SET TASK:
Output the records exactly as they appear, with no pictures included.

───── ENTRIES SUPPLIED

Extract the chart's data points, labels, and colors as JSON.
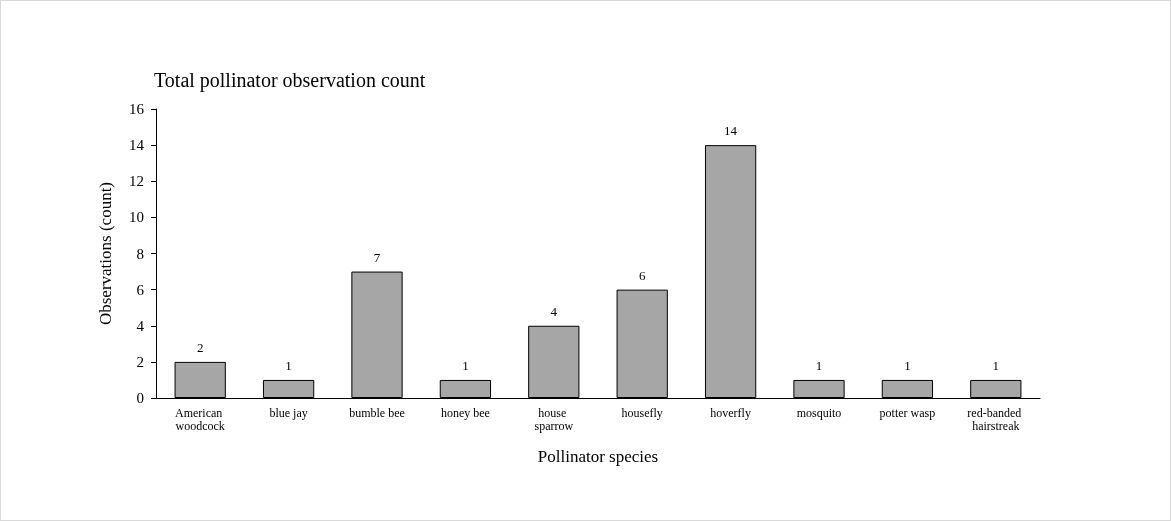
{
  "chart_data": {
    "type": "bar",
    "title": "Total pollinator observation count",
    "xlabel": "Pollinator species",
    "ylabel": "Observations (count)",
    "categories": [
      "American woodcock",
      "blue jay",
      "bumble bee",
      "honey bee",
      "house sparrow",
      "housefly",
      "hoverfly",
      "mosquito",
      "potter wasp",
      "red-banded hairstreak"
    ],
    "values": [
      2,
      1,
      7,
      1,
      4,
      6,
      14,
      1,
      1,
      1
    ],
    "color": "#a6a6a6",
    "ylim": [
      0,
      16
    ],
    "yticks": [
      0,
      2,
      4,
      6,
      8,
      10,
      12,
      14,
      16
    ],
    "grid": false,
    "data_labels": true
  }
}
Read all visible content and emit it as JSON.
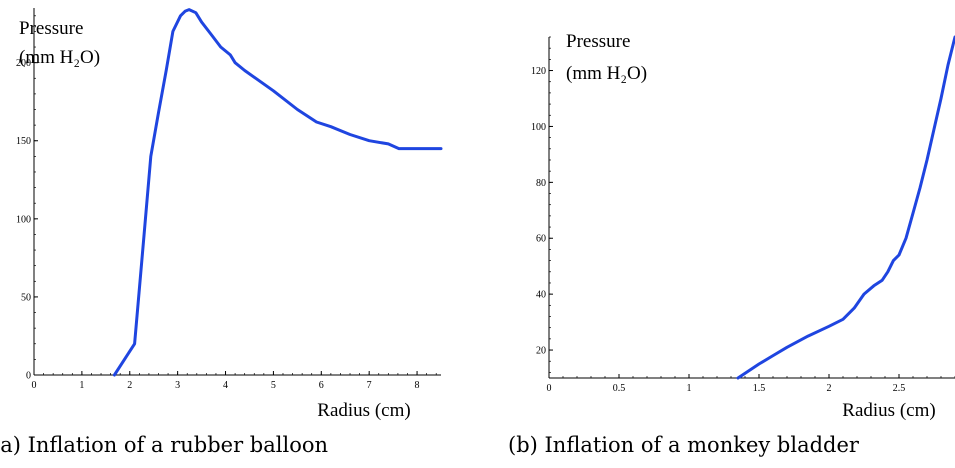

──────────

THE OUTPUT:
Extract the chart's data points, labels, and colors as JSON.
{
  "chart_data": {
    "type": "bar",
    "title": "Total pollinator observation count",
    "xlabel": "Pollinator species",
    "ylabel": "Observations (count)",
    "categories": [
      "American woodcock",
      "blue jay",
      "bumble bee",
      "honey bee",
      "house sparrow",
      "housefly",
      "hoverfly",
      "mosquito",
      "potter wasp",
      "red-banded hairstreak"
    ],
    "values": [
      2,
      1,
      7,
      1,
      4,
      6,
      14,
      1,
      1,
      1
    ],
    "color": "#a6a6a6",
    "ylim": [
      0,
      16
    ],
    "yticks": [
      0,
      2,
      4,
      6,
      8,
      10,
      12,
      14,
      16
    ],
    "grid": false,
    "data_labels": true
  }
}
Read all visible content and emit it as JSON.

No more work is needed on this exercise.